Dataset rows
* * * * *
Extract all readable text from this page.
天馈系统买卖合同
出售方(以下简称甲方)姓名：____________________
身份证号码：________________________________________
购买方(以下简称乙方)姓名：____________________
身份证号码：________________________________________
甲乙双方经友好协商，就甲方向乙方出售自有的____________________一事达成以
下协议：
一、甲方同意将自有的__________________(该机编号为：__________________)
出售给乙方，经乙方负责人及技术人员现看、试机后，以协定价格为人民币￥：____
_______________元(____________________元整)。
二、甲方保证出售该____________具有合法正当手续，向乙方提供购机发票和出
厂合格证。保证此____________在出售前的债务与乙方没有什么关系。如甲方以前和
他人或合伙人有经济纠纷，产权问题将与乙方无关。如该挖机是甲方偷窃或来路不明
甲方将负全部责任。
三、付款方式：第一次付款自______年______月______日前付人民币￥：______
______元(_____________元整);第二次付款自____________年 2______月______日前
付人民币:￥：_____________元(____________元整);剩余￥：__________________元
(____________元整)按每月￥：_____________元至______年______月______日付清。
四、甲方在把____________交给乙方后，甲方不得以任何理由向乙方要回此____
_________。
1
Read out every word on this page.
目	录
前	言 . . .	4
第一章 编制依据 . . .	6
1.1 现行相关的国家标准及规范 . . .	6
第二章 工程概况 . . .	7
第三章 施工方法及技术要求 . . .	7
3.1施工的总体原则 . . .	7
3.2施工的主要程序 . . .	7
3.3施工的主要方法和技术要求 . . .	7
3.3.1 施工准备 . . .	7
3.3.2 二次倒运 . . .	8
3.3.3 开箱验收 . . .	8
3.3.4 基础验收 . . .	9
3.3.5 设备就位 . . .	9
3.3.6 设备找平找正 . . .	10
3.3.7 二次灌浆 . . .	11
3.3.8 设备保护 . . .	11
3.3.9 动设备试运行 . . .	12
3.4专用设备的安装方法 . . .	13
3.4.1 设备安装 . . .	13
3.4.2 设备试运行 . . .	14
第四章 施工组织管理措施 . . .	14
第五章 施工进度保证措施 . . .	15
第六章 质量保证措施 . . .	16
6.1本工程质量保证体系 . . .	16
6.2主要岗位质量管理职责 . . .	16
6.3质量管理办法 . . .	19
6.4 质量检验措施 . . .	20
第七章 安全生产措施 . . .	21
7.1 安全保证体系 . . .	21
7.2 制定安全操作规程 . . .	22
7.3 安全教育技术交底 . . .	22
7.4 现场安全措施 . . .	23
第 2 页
* * * * *
#### The exercise
Locate the word "page" in the entries, and copy every line where it is found.

#### The solution
Extract all readable text from this page.
Read out every word on this page.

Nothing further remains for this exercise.